- WHAT IS ASKED
Transcribe every line, keeping it exact.

════════

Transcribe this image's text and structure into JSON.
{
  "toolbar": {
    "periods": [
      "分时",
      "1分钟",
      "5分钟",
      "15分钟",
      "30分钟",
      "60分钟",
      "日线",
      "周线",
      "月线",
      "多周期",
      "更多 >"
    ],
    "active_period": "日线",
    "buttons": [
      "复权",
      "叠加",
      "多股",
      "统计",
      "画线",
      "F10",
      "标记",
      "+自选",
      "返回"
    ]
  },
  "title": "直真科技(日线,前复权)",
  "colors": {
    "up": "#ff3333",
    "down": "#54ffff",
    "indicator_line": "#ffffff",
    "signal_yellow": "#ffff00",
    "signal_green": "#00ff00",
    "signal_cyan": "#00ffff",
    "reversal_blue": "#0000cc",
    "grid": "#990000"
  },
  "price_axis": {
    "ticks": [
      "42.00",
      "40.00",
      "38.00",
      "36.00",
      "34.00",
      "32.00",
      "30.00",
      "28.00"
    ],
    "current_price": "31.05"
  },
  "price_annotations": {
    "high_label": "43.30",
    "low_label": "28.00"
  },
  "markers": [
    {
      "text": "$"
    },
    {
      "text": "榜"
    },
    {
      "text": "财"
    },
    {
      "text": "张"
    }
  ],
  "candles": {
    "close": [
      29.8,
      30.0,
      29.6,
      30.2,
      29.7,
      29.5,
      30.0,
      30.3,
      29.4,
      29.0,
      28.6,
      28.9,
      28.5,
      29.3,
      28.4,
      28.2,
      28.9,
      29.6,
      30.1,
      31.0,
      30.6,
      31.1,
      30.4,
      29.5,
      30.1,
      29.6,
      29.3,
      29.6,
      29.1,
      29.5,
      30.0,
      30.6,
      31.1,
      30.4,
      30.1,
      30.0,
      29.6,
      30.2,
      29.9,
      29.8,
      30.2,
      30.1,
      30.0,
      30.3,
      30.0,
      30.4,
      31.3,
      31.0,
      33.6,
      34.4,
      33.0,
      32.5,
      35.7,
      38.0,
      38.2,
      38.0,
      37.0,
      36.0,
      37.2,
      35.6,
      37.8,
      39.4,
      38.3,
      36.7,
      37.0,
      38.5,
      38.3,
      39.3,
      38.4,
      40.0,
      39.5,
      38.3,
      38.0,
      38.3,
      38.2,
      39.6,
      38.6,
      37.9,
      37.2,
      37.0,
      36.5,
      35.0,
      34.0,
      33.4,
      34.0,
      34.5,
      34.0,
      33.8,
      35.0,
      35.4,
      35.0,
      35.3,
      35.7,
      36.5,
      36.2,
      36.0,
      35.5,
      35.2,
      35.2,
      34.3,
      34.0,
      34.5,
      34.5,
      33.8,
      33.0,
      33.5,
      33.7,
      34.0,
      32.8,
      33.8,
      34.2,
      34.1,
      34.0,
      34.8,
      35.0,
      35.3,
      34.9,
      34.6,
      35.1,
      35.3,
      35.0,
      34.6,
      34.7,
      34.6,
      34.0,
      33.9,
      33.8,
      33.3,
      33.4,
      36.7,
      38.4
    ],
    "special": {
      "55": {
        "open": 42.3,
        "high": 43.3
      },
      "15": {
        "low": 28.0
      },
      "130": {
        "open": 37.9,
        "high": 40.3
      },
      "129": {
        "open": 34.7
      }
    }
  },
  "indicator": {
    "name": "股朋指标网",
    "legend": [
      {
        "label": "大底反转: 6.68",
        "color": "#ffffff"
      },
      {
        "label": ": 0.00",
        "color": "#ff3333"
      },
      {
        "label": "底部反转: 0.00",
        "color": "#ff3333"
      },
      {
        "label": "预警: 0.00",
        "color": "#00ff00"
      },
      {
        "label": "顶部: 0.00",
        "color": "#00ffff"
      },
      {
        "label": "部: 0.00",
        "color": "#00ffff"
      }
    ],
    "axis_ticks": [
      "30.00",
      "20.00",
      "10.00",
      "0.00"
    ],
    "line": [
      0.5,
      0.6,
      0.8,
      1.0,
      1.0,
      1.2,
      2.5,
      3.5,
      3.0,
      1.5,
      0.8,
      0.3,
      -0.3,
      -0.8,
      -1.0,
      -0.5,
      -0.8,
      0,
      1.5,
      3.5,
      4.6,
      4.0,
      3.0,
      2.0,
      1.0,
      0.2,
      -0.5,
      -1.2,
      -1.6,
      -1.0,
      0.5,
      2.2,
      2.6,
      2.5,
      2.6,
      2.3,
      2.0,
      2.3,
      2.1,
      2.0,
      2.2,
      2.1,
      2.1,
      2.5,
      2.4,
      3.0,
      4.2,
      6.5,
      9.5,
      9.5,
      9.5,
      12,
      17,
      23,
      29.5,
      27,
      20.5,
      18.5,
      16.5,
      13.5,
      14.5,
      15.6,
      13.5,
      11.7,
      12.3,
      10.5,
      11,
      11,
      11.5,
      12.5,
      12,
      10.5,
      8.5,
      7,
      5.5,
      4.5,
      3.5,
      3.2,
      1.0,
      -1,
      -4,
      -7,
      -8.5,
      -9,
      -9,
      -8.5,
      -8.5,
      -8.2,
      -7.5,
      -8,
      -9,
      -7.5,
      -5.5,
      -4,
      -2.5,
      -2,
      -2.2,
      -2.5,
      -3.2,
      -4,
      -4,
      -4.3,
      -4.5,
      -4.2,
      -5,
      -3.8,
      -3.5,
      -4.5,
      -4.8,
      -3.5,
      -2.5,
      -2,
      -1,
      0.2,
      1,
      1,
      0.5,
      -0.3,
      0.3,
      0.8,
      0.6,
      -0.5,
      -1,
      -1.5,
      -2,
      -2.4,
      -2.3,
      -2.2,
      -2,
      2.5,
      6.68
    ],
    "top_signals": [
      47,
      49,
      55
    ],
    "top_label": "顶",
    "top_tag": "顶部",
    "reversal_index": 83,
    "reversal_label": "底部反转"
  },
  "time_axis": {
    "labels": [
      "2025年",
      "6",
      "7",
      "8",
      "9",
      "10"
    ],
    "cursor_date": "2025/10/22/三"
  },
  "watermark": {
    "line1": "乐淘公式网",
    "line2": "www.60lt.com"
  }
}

════════

- RESULT OF THE TASK
Transcribe this image's text and structure into JSON.
{
  "toolbar": {
    "periods": [
      "分时",
      "1分钟",
      "5分钟",
      "15分钟",
      "30分钟",
      "60分钟",
      "日线",
      "周线",
      "月线",
      "多周期",
      "更多 >"
    ],
    "active_period": "日线",
    "buttons": [
      "复权",
      "叠加",
      "多股",
      "统计",
      "画线",
      "F10",
      "标记",
      "+自选",
      "返回"
    ]
  },
  "title": "直真科技(日线,前复权)",
  "colors": {
    "up": "#ff3333",
    "down": "#54ffff",
    "indicator_line": "#ffffff",
    "signal_yellow": "#ffff00",
    "signal_green": "#00ff00",
    "signal_cyan": "#00ffff",
    "reversal_blue": "#0000cc",
    "grid": "#990000"
  },
  "price_axis": {
    "ticks": [
      "42.00",
      "40.00",
      "38.00",
      "36.00",
      "34.00",
      "32.00",
      "30.00",
      "28.00"
    ],
    "current_price": "31.05"
  },
  "price_annotations": {
    "high_label": "43.30",
    "low_label": "28.00"
  },
  "markers": [
    {
      "text": "$"
    },
    {
      "text": "榜"
    },
    {
      "text": "财"
    },
    {
      "text": "张"
    }
  ],
  "candles": {
    "close": [
      29.8,
      30.0,
      29.6,
      30.2,
      29.7,
      29.5,
      30.0,
      30.3,
      29.4,
      29.0,
      28.6,
      28.9,
      28.5,
      29.3,
      28.4,
      28.2,
      28.9,
      29.6,
      30.1,
      31.0,
      30.6,
      31.1,
      30.4,
      29.5,
      30.1,
      29.6,
      29.3,
      29.6,
      29.1,
      29.5,
      30.0,
      30.6,
      31.1,
      30.4,
      30.1,
      30.0,
      29.6,
      30.2,
      29.9,
      29.8,
      30.2,
      30.1,
      30.0,
      30.3,
      30.0,
      30.4,
      31.3,
      31.0,
      33.6,
      34.4,
      33.0,
      32.5,
      35.7,
      38.0,
      38.2,
      38.0,
      37.0,
      36.0,
      37.2,
      35.6,
      37.8,
      39.4,
      38.3,
      36.7,
      37.0,
      38.5,
      38.3,
      39.3,
      38.4,
      40.0,
      39.5,
      38.3,
      38.0,
      38.3,
      38.2,
      39.6,
      38.6,
      37.9,
      37.2,
      37.0,
      36.5,
      35.0,
      34.0,
      33.4,
      34.0,
      34.5,
      34.0,
      33.8,
      35.0,
      35.4,
      35.0,
      35.3,
      35.7,
      36.5,
      36.2,
      36.0,
      35.5,
      35.2,
      35.2,
      34.3,
      34.0,
      34.5,
      34.5,
      33.8,
      33.0,
      33.5,
      33.7,
      34.0,
      32.8,
      33.8,
      34.2,
      34.1,
      34.0,
      34.8,
      35.0,
      35.3,
      34.9,
      34.6,
      35.1,
      35.3,
      35.0,
      34.6,
      34.7,
      34.6,
      34.0,
      33.9,
      33.8,
      33.3,
      33.4,
      36.7,
      38.4
    ],
    "special": {
      "55": {
        "open": 42.3,
        "high": 43.3
      },
      "15": {
        "low": 28.0
      },
      "130": {
        "open": 37.9,
        "high": 40.3
      },
      "129": {
        "open": 34.7
      }
    }
  },
  "indicator": {
    "name": "股朋指标网",
    "legend": [
      {
        "label": "大底反转: 6.68",
        "color": "#ffffff"
      },
      {
        "label": ": 0.00",
        "color": "#ff3333"
      },
      {
        "label": "底部反转: 0.00",
        "color": "#ff3333"
      },
      {
        "label": "预警: 0.00",
        "color": "#00ff00"
      },
      {
        "label": "顶部: 0.00",
        "color": "#00ffff"
      },
      {
        "label": "部: 0.00",
        "color": "#00ffff"
      }
    ],
    "axis_ticks": [
      "30.00",
      "20.00",
      "10.00",
      "0.00"
    ],
    "line": [
      0.5,
      0.6,
      0.8,
      1.0,
      1.0,
      1.2,
      2.5,
      3.5,
      3.0,
      1.5,
      0.8,
      0.3,
      -0.3,
      -0.8,
      -1.0,
      -0.5,
      -0.8,
      0,
      1.5,
      3.5,
      4.6,
      4.0,
      3.0,
      2.0,
      1.0,
      0.2,
      -0.5,
      -1.2,
      -1.6,
      -1.0,
      0.5,
      2.2,
      2.6,
      2.5,
      2.6,
      2.3,
      2.0,
      2.3,
      2.1,
      2.0,
      2.2,
      2.1,
      2.1,
      2.5,
      2.4,
      3.0,
      4.2,
      6.5,
      9.5,
      9.5,
      9.5,
      12,
      17,
      23,
      29.5,
      27,
      20.5,
      18.5,
      16.5,
      13.5,
      14.5,
      15.6,
      13.5,
      11.7,
      12.3,
      10.5,
      11,
      11,
      11.5,
      12.5,
      12,
      10.5,
      8.5,
      7,
      5.5,
      4.5,
      3.5,
      3.2,
      1.0,
      -1,
      -4,
      -7,
      -8.5,
      -9,
      -9,
      -8.5,
      -8.5,
      -8.2,
      -7.5,
      -8,
      -9,
      -7.5,
      -5.5,
      -4,
      -2.5,
      -2,
      -2.2,
      -2.5,
      -3.2,
      -4,
      -4,
      -4.3,
      -4.5,
      -4.2,
      -5,
      -3.8,
      -3.5,
      -4.5,
      -4.8,
      -3.5,
      -2.5,
      -2,
      -1,
      0.2,
      1,
      1,
      0.5,
      -0.3,
      0.3,
      0.8,
      0.6,
      -0.5,
      -1,
      -1.5,
      -2,
      -2.4,
      -2.3,
      -2.2,
      -2,
      2.5,
      6.68
    ],
    "top_signals": [
      47,
      49,
      55
    ],
    "top_label": "顶",
    "top_tag": "顶部",
    "reversal_index": 83,
    "reversal_label": "底部反转"
  },
  "time_axis": {
    "labels": [
      "2025年",
      "6",
      "7",
      "8",
      "9",
      "10"
    ],
    "cursor_date": "2025/10/22/三"
  },
  "watermark": {
    "line1": "乐淘公式网",
    "line2": "www.60lt.com"
  }
}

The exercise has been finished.